- STATED TASK: Identify all lines in the listing that include the word "члены", and copy them out.

::: RECORDS TO USE

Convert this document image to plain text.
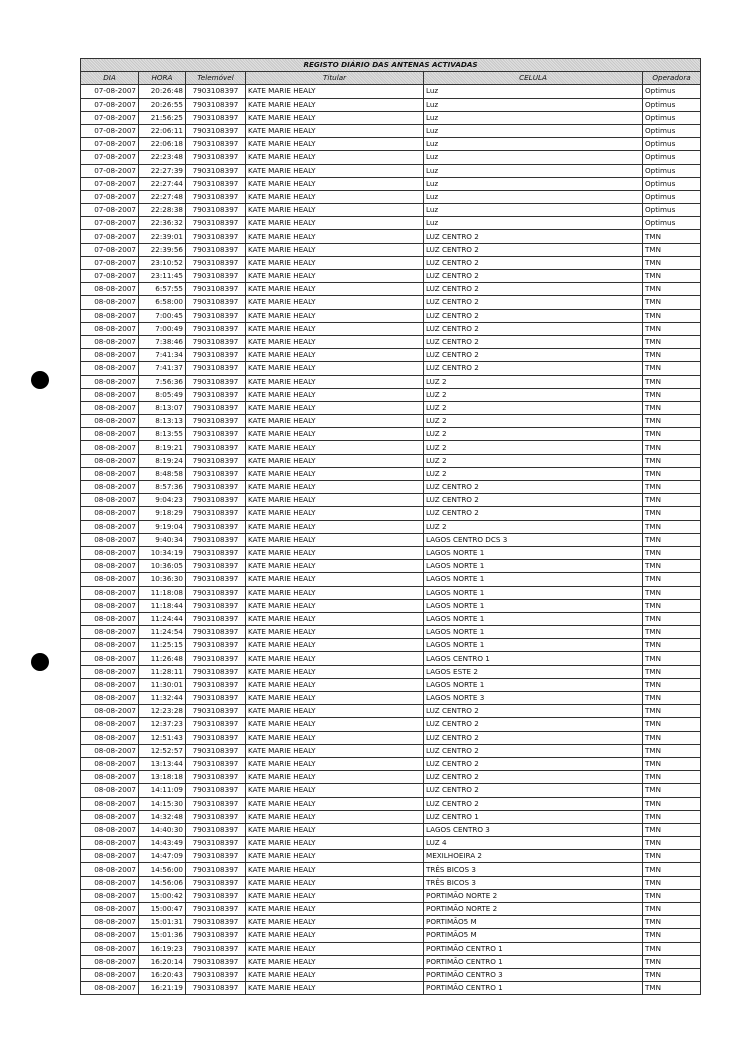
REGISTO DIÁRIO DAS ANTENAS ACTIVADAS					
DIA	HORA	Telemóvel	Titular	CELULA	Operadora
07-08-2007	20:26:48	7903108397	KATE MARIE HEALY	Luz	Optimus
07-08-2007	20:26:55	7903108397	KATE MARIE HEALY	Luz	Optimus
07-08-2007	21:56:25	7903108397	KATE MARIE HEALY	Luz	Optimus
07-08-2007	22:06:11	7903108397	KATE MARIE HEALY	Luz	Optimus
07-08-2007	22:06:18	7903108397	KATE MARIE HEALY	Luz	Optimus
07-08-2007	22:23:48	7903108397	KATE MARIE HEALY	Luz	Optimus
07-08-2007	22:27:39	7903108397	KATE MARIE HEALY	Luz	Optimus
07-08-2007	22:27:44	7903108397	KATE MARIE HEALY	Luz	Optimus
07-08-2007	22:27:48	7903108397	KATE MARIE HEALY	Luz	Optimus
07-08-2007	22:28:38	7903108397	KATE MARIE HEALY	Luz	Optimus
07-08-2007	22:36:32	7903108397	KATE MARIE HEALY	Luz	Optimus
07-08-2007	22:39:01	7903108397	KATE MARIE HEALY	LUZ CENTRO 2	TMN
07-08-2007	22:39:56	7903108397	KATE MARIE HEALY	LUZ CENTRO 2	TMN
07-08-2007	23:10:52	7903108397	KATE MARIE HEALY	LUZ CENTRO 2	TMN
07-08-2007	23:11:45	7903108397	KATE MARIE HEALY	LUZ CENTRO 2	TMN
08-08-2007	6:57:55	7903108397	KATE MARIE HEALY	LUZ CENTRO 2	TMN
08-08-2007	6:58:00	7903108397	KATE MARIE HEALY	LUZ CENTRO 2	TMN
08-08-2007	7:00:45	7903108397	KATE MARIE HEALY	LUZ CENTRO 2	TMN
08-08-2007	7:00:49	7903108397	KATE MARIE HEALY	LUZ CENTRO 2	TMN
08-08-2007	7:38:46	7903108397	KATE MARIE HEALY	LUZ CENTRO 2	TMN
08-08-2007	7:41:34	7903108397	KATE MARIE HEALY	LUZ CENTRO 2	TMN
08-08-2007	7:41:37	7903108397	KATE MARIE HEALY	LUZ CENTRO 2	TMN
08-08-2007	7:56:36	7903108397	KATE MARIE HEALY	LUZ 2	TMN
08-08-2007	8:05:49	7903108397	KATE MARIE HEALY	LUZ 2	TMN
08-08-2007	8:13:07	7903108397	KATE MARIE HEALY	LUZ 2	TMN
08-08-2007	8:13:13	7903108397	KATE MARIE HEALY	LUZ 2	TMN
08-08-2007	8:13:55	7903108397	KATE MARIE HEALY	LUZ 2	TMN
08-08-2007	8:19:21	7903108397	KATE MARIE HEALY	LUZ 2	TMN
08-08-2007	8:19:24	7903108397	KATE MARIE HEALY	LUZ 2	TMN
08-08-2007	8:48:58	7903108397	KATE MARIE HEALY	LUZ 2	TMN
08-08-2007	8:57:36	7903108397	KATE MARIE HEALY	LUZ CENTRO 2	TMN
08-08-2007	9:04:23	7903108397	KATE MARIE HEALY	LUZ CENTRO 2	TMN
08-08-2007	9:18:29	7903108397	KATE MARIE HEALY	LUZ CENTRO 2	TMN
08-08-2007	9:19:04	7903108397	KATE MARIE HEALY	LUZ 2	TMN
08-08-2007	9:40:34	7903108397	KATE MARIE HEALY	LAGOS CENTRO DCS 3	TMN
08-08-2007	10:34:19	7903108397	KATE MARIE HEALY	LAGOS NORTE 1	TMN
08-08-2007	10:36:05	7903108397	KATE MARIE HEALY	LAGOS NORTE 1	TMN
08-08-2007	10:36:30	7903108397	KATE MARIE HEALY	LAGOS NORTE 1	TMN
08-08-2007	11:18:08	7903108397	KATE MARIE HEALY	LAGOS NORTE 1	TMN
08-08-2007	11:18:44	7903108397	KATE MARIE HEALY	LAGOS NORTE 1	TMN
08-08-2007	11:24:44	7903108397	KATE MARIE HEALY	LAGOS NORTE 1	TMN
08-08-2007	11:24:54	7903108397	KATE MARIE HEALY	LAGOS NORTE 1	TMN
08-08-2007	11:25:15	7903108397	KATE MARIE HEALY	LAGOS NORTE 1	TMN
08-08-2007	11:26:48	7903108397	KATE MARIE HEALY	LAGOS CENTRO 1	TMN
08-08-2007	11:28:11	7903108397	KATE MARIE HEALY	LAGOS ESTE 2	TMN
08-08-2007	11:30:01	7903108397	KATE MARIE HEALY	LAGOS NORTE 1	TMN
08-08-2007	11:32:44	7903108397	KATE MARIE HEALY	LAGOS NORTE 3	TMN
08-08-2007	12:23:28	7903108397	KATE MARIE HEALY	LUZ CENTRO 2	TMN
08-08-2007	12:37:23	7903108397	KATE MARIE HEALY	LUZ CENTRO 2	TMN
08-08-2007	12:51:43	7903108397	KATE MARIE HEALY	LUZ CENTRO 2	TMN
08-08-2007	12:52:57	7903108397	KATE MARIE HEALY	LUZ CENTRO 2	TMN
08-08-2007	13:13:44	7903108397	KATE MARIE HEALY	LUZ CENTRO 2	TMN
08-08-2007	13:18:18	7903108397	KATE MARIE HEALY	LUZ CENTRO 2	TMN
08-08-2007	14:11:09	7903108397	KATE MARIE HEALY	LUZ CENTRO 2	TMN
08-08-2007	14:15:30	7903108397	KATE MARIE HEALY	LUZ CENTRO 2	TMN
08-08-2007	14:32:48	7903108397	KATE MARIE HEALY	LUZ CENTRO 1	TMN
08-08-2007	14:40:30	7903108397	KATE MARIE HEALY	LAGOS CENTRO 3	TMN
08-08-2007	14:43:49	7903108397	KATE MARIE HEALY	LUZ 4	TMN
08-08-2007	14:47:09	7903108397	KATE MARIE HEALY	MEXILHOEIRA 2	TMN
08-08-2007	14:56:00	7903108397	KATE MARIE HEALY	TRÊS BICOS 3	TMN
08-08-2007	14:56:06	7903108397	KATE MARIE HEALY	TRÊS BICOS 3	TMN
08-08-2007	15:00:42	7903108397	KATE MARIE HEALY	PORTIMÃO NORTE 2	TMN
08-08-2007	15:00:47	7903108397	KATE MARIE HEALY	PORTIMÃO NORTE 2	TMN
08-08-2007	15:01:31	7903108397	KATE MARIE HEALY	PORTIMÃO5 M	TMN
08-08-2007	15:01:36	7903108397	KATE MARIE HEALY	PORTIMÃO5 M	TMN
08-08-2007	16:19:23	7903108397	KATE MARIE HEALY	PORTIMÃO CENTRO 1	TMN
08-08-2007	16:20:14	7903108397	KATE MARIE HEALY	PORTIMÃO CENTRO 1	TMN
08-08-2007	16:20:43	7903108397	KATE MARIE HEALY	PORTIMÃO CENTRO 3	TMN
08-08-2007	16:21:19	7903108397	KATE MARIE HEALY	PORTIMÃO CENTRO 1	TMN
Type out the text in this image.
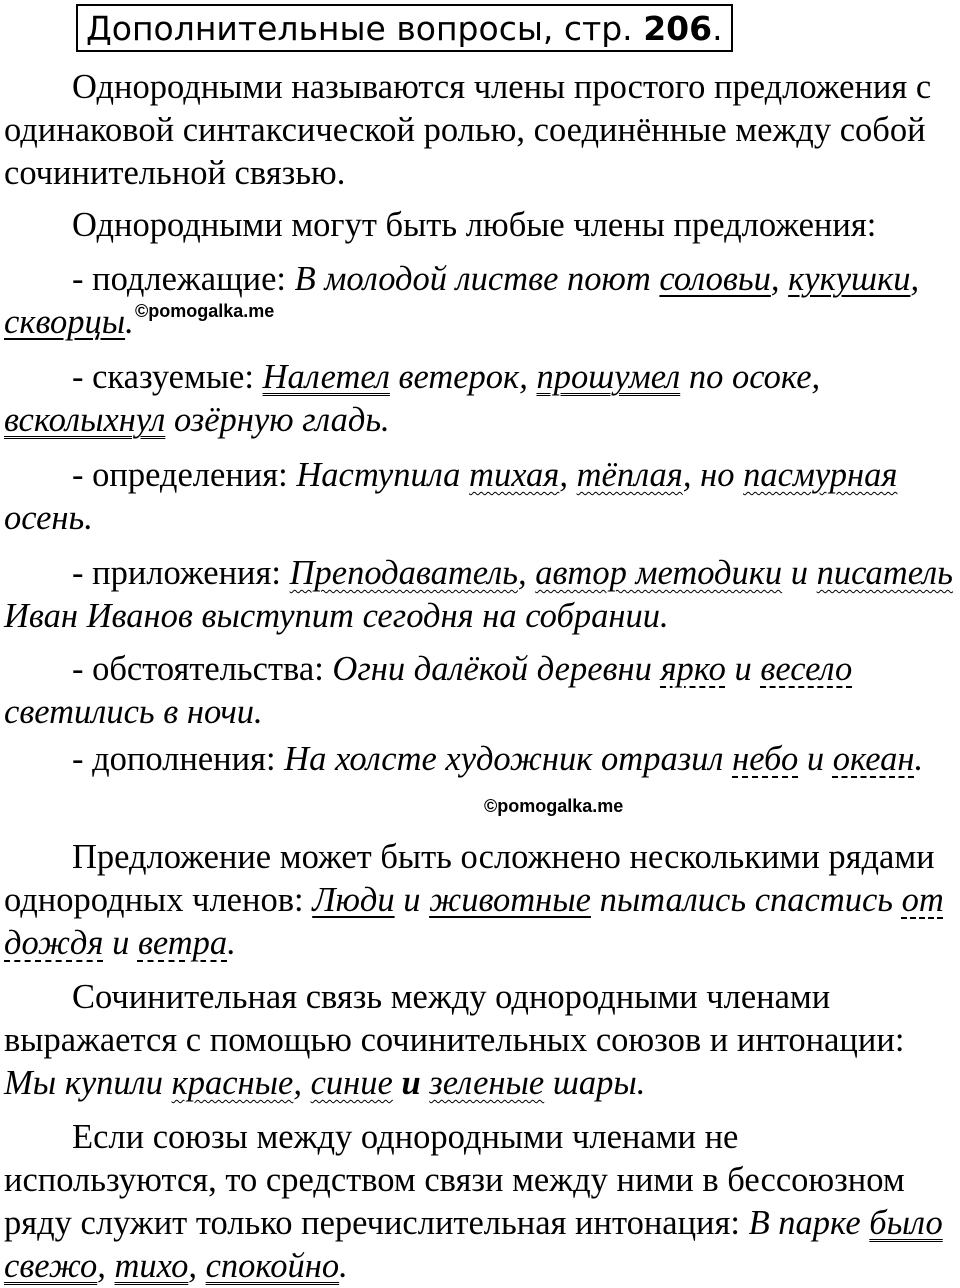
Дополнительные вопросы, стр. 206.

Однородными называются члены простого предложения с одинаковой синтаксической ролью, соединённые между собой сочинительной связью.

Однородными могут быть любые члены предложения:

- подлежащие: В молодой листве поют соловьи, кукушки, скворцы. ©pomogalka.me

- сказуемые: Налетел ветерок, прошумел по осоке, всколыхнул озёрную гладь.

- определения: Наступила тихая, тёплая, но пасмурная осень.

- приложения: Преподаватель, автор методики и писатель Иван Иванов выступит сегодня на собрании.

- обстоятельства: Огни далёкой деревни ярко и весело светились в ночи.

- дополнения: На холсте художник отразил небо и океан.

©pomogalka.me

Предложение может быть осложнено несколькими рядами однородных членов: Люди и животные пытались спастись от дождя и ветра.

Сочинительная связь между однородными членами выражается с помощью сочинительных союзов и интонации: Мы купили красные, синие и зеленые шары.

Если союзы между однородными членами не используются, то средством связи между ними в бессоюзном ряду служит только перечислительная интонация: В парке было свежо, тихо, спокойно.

::::::

- SOLUTION TO THIS PROBLEM:
Однородными называются члены простого предложения с одинаковой синтаксической ролью, соединённые между собой сочинительной связью.
Однородными могут быть любые члены предложения:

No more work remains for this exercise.